▸ **MATERIAL PROVIDED**

-------------------------

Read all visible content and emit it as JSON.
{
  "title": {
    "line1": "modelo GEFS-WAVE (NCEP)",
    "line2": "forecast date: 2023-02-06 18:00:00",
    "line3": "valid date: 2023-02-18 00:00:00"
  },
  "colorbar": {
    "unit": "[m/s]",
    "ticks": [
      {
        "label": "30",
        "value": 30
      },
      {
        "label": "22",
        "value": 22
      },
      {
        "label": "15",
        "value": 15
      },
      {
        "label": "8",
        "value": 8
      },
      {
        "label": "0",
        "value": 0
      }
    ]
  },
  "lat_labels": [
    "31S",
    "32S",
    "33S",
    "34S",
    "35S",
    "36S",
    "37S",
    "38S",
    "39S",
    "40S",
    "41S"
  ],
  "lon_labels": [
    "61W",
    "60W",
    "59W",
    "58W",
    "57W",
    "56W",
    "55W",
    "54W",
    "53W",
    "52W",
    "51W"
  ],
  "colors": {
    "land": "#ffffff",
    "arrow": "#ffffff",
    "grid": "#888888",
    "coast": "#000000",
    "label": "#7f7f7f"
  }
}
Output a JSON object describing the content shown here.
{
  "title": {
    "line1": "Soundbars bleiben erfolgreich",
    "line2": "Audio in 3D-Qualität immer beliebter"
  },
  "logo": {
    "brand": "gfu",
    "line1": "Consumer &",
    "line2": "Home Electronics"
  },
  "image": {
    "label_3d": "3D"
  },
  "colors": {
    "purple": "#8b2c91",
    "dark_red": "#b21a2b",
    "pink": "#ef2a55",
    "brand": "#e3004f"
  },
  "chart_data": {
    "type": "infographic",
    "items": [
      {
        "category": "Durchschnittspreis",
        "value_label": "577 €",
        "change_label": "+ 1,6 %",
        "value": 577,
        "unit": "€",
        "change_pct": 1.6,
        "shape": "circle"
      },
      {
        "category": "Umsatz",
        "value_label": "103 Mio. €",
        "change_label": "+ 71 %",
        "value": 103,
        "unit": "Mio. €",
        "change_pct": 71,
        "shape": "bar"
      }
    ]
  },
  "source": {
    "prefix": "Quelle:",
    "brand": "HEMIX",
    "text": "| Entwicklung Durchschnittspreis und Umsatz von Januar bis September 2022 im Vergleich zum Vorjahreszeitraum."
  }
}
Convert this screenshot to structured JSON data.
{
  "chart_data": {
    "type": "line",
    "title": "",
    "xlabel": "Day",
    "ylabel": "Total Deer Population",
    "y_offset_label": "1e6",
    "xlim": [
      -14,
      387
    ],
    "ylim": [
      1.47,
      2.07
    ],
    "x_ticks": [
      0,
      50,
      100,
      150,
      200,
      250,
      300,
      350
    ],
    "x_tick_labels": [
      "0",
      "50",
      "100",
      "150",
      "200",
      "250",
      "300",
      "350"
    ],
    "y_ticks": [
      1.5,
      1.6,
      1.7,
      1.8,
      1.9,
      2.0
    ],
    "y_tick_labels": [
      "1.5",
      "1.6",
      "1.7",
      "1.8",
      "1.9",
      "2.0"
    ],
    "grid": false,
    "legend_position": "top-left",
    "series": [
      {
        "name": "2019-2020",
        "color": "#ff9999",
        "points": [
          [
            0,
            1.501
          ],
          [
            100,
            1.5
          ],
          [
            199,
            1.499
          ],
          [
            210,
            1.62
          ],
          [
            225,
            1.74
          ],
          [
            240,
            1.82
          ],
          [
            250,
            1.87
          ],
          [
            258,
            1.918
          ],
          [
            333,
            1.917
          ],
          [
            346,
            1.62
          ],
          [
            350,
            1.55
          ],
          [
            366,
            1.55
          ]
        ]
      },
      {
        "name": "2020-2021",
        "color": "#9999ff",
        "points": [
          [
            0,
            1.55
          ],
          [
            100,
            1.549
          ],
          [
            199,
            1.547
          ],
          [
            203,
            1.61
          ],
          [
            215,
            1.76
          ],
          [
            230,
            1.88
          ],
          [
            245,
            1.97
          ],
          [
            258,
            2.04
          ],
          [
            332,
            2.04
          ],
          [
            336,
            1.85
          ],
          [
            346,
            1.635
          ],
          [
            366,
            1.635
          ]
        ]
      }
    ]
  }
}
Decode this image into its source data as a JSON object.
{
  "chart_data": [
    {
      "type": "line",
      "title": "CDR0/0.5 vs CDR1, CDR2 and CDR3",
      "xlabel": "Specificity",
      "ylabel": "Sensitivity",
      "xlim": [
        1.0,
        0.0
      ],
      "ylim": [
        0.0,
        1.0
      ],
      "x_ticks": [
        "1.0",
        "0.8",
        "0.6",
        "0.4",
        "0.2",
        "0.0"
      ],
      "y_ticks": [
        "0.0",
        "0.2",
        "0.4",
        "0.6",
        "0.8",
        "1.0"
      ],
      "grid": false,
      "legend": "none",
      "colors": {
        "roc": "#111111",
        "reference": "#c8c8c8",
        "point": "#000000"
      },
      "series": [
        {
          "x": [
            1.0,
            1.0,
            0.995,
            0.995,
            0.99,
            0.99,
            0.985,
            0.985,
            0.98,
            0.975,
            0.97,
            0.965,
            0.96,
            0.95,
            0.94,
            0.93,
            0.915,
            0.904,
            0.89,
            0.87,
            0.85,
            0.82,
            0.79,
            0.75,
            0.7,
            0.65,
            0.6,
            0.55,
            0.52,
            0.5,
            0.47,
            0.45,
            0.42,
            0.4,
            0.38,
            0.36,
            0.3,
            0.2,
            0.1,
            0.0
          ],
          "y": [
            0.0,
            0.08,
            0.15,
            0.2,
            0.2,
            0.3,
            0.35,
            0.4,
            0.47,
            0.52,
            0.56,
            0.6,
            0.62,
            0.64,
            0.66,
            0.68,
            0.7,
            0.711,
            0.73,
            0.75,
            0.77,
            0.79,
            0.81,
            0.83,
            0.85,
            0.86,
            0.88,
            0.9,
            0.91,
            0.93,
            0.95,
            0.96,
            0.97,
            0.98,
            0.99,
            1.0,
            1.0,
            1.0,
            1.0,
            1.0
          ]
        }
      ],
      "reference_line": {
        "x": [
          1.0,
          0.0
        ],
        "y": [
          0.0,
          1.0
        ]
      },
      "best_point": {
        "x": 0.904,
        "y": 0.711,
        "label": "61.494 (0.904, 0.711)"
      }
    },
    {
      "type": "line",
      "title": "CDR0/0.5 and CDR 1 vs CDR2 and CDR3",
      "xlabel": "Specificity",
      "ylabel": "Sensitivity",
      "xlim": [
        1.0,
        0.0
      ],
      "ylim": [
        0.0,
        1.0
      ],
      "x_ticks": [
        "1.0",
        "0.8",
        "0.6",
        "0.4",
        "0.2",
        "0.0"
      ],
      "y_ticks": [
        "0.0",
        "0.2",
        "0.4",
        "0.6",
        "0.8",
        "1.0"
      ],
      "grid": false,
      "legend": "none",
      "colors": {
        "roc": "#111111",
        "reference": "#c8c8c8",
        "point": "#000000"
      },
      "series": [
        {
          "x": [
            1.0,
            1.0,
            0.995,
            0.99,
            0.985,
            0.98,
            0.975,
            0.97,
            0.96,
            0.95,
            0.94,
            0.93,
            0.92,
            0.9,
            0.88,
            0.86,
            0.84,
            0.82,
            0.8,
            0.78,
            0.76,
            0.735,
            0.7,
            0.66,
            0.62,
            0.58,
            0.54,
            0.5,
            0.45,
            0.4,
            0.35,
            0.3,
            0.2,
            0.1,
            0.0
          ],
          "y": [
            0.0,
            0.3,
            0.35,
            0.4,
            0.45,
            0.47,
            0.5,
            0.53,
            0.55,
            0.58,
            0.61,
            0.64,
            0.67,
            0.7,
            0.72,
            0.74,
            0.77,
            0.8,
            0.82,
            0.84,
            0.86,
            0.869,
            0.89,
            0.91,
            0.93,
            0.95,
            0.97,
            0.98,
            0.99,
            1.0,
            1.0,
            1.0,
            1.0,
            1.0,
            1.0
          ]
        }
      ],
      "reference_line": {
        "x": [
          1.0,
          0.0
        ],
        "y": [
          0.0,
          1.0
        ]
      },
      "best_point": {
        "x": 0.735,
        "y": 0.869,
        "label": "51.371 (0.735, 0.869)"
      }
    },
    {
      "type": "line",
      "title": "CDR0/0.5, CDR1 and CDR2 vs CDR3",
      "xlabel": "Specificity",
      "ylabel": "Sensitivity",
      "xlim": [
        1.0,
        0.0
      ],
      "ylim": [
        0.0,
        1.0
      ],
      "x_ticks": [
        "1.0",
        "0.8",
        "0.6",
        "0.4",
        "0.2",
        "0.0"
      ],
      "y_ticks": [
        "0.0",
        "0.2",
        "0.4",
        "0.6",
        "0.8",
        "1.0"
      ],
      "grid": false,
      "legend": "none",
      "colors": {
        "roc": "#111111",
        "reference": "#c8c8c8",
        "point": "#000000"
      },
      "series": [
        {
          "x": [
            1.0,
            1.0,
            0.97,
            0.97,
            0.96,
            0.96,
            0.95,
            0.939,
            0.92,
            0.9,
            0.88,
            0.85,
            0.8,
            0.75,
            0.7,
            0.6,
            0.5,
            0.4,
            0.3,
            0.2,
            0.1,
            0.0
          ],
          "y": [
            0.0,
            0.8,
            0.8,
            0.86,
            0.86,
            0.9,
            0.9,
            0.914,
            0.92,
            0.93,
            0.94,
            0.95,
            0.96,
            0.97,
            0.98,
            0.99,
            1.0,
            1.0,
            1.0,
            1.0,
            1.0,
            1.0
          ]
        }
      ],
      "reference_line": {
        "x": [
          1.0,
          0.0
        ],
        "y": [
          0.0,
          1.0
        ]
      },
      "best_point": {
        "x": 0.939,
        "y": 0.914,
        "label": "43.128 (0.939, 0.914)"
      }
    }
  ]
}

-------------------------

▸ **TASK INSTRUCTIONS**
From the listing above, pick out each line where the word "Umsatz" appears.

▸ **RESULT FOR THIS TASK**
        "category": "Umsatz",
    "text": "| Entwicklung Durchschnittspreis und Umsatz von Januar bis September 2022 im Vergleich zum Vorjahreszeitraum."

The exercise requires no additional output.